Given exercise: Look through the records below and collect all lines that hold the string "select".

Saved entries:
= = = = =
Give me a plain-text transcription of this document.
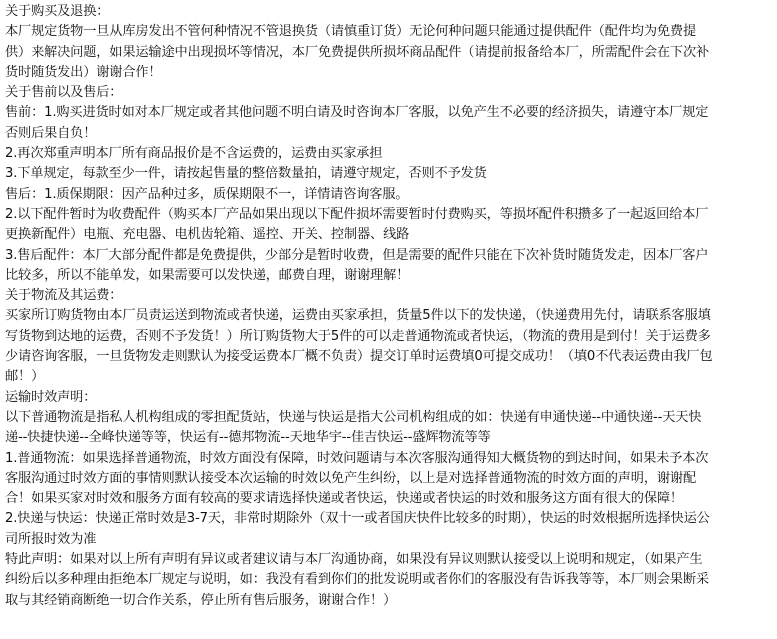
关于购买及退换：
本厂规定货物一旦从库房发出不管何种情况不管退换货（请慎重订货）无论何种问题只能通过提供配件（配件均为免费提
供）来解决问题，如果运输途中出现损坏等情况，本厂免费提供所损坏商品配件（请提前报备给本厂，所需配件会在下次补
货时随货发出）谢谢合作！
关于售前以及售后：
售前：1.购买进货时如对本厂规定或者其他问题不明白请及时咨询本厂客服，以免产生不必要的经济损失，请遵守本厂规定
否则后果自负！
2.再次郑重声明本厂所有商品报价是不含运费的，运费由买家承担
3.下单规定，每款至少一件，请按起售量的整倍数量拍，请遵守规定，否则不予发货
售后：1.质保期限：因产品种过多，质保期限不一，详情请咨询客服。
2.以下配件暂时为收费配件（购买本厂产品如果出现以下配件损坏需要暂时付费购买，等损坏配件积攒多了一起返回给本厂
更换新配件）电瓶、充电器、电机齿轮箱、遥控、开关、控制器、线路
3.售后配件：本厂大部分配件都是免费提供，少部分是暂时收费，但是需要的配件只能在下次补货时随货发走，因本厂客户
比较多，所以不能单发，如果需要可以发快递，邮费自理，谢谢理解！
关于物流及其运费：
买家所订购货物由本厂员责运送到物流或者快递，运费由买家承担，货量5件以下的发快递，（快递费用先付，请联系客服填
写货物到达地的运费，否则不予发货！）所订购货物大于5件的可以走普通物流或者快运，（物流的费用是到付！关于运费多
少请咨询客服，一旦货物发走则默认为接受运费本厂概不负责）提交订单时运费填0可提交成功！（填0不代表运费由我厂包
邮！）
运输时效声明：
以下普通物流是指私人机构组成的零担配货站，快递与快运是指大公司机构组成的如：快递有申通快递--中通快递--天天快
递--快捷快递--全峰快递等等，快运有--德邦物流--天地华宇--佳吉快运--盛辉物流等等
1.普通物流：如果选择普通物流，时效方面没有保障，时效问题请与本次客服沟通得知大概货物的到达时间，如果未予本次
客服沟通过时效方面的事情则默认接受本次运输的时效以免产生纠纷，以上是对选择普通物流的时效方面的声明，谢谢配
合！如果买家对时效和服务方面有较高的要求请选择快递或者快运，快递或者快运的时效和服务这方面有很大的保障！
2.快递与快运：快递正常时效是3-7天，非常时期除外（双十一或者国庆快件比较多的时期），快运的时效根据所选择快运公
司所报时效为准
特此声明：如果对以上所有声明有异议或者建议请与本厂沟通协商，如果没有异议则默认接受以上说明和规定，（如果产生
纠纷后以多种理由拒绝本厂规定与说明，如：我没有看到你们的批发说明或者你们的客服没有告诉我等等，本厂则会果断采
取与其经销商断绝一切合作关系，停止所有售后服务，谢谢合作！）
= = = = =
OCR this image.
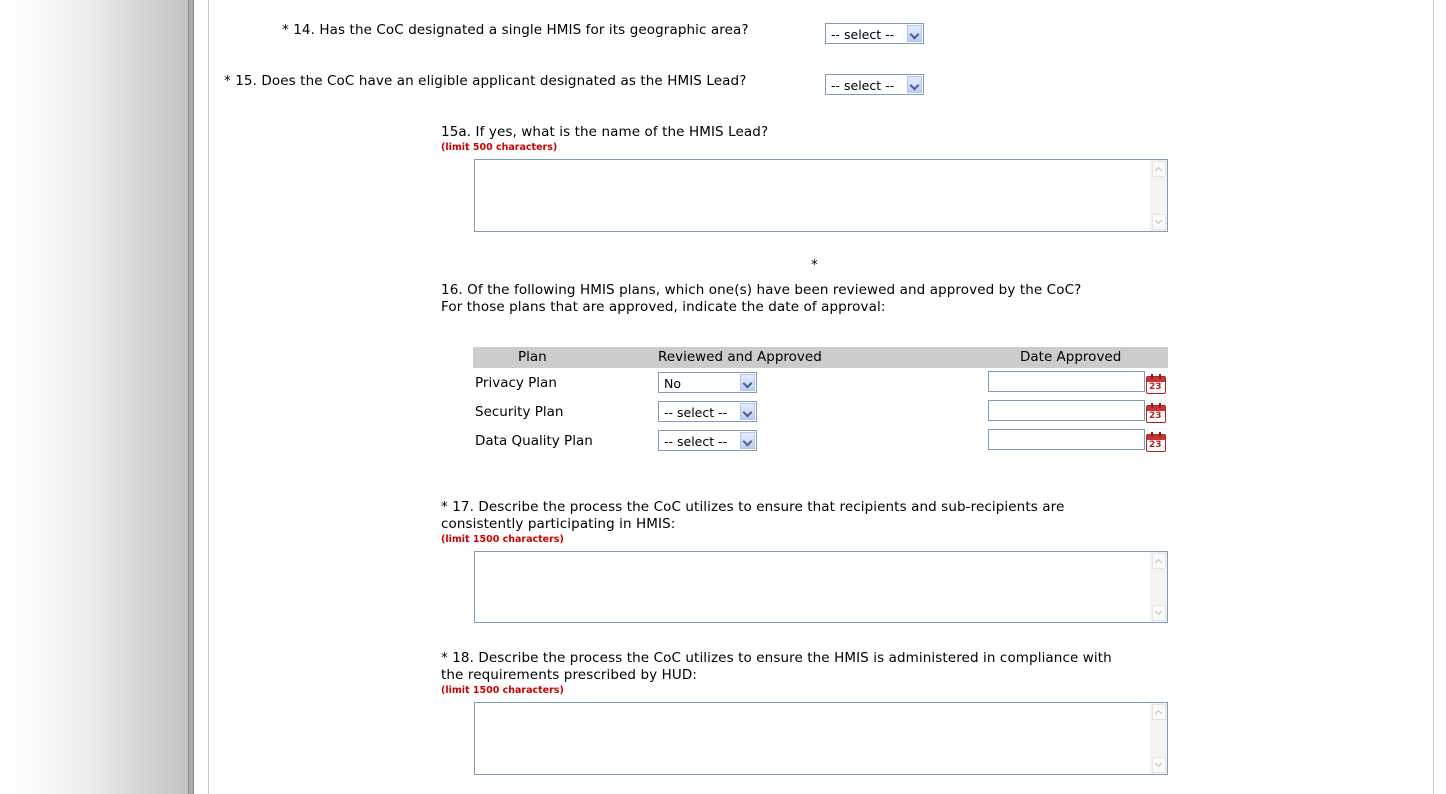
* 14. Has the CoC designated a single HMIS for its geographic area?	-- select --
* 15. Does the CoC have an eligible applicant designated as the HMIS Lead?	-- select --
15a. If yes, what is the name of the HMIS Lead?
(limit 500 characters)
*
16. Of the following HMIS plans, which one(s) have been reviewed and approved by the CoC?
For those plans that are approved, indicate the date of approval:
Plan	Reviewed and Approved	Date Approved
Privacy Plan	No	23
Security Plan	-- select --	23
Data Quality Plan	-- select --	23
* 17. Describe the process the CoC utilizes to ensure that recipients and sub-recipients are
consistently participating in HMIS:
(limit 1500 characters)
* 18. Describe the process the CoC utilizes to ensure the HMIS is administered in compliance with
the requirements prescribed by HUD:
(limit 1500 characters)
= = = = =
Answer to the task:
* 14. Has the CoC designated a single HMIS for its geographic area?	-- select --
* 15. Does the CoC have an eligible applicant designated as the HMIS Lead?	-- select --
Security Plan	-- select --	23
Data Quality Plan	-- select --	23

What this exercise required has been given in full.